> _Cosa fare_:
1. Elenca gli artisti le cui opere, secondo il brano sulla mostra di Casa Leopardi, si incontrano già nei pressi delle cucine.
2. Prosegui il brano sulla mostra di Casa Leopardi, riprendendo subito dopo la sua ultima frase.

> _Brano proposto_:
__________

Queste le parole del ministro della cultura Gennaro Sangiuliano in visita a Casa Leopardi in occasione dell’apertura della nuova mostra allestita nelle sale della celebre Biblioteca del palazzo di Recanati.

In purissimo azzurro è la seconda esposizione del ciclo InterValli, con la quale uno dei luoghi più prestigiosi della cultura italiana si apre all’arte contemporanea, visitabile dal 19 ottobre 2023 fino al 7 gennaio 2024.

“E’ stato un privilegio ricevere il ministro Sangiuliano, grande estimatore di Giacomo Leopardi- ha affermato la contessa Olimpia Leopardi, discendente di Giacomo. In purissimo azzurro è la dimostrazione che la Biblioteca Leopardi è un luogo vivo che continua a produrre cultura nel rispetto dello spirito con cui Monaldo, padre del Poeta l’ha fondata nel 1812 per sé, per i suoi figli, gli amici e i concittadini.  Pur non essendo una conoscitrice di arte contemporanea- ha aggiunto Olimpia Leopardi- sono particolarmente colpita da come artisti di nazionalità, età, percorsi differenti, riescano a esplorare l’immaginario leopardiano in modo così personale. Credo che, oggi più che mai, l’arte – nutrimento indispensabile per lo spirito – abbia la possibilità di costruire ponti fra differenti culture e possa ricordarci che le differenze sono una ricchezza. “.

 Una mostra intergenerazionale e internazionale quella appena inaugura a Recanati,  curata da Antonello Tolve e allestita negli spazi vivi della storica Biblioteca, dove la letteratura apre le porte a ventuno nomi dell’arte, nati tra gli anni Venti e Novanta del secolo scorso che vedono nell’ “odorata ginestra” leopardiana, “contenta dei deserti”, una chiara indicazione di resistenza alle sfide dei tempi.

 Sin dall’inizio della sua visita lo spettatore ha modo di incontrare alcune opere già nei pressi delle cucine – Giuseppe Ciracì con sei lavori (il più grande è Dell’ultimo orizzonte il guardo esclude), Ulrich Egger con Leerstand, Ciro Vitale con un libro di cera e resina su cui si legge Or tutto intorno una ruina involve, i Minus.log con due Windows – e lungo il corridoio che porta alla prima sala, dove ci sono un nucleo di progetti che riflettono su Leopardi e sul suo pensiero.

__________

> _Dati dell'esercizio_:
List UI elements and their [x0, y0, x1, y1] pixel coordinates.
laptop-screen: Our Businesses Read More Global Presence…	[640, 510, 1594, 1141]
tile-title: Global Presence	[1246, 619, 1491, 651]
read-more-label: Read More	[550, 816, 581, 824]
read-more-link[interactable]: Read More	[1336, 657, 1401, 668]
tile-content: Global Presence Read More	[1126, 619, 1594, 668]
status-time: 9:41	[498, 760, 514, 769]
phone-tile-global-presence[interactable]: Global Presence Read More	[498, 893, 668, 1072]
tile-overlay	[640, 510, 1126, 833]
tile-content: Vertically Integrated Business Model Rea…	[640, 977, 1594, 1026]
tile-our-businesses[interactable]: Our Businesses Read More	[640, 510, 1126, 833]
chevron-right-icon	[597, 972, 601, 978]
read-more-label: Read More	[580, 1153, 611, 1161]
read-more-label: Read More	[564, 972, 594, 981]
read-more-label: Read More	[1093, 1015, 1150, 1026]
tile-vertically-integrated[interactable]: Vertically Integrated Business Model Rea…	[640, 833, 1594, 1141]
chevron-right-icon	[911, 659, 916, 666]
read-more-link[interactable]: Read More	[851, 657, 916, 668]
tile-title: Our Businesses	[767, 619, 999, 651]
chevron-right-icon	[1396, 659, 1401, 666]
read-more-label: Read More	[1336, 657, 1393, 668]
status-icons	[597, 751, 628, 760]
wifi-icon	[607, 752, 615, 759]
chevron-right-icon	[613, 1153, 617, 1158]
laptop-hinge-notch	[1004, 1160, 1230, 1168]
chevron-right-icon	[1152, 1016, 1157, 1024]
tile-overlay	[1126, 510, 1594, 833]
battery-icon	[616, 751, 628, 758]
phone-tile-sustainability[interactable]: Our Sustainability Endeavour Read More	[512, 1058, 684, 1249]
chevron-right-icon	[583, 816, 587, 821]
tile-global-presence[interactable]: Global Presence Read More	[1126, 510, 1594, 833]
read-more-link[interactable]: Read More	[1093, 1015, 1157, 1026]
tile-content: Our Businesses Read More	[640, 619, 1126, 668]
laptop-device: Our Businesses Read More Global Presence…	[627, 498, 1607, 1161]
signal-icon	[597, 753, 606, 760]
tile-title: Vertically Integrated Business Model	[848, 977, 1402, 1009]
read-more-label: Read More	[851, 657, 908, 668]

__________

> _Risposte per voce_:
1. Giuseppe Ciracì, Ulrich Egger, Ciro Vitale, i Minus.log

2.
Qui troviamo, dopo due evocazioni fotografiche di Giusy Calia, il lavoro di Enrico Pulsoni sui VoltiTravolti tra i quali è possibile scorgere la firma di Giacomo Leopardi, un prezioso disegno di Giuseppe Stampone, un drappo di Sabine Delafon installato su una finestra per far filtrare una luce quasi di stelle, una serie di sanpietrini rivestiti all’uncinetto da Miho Tanaka e una storica poesia visiva di Lamberto Pignotti (Super Leopardi del 1965).

Tra la seconda e la terza sala il percorso presenta Nodi quasi di stelle di Deborah Napolitano (una serie di raffinati pinocchietti metallici con cappellino azzurro che cercano di fuggire o sono affascinati – finanche terrorizzati – da qualche volume della biblioteca), alcuni eleganti volatili e fiori in bronzo di Fabrizio Cotognini (il titolo complessivo dell’opera è Hybridatio Mundi) e, nell’alcova, una struttura a forma piramidale – 02023080 del 2020 – che evoca la «cresta fumante» del Vesuvio, a firma di Sebastian Contreras.

Dopo le due sale sacre della biblioteca, lasciate immacolate e senza alcun intervento artistico, lo spettatore può inciampare in Facciamo finta di niente di Mrdjan Bajic, chiaro richiamo a quel “secol superbo e sciocco” che Leopardi ammonisce, smentendo la visione dominante di fiducia nel progresso e nel futuro. In questa stessa sala, nelle teche che ospitano alcuni storici scritti leopardiani, ci sono tre poesie visive realizzate da Lamberto Pignotti nel 1975.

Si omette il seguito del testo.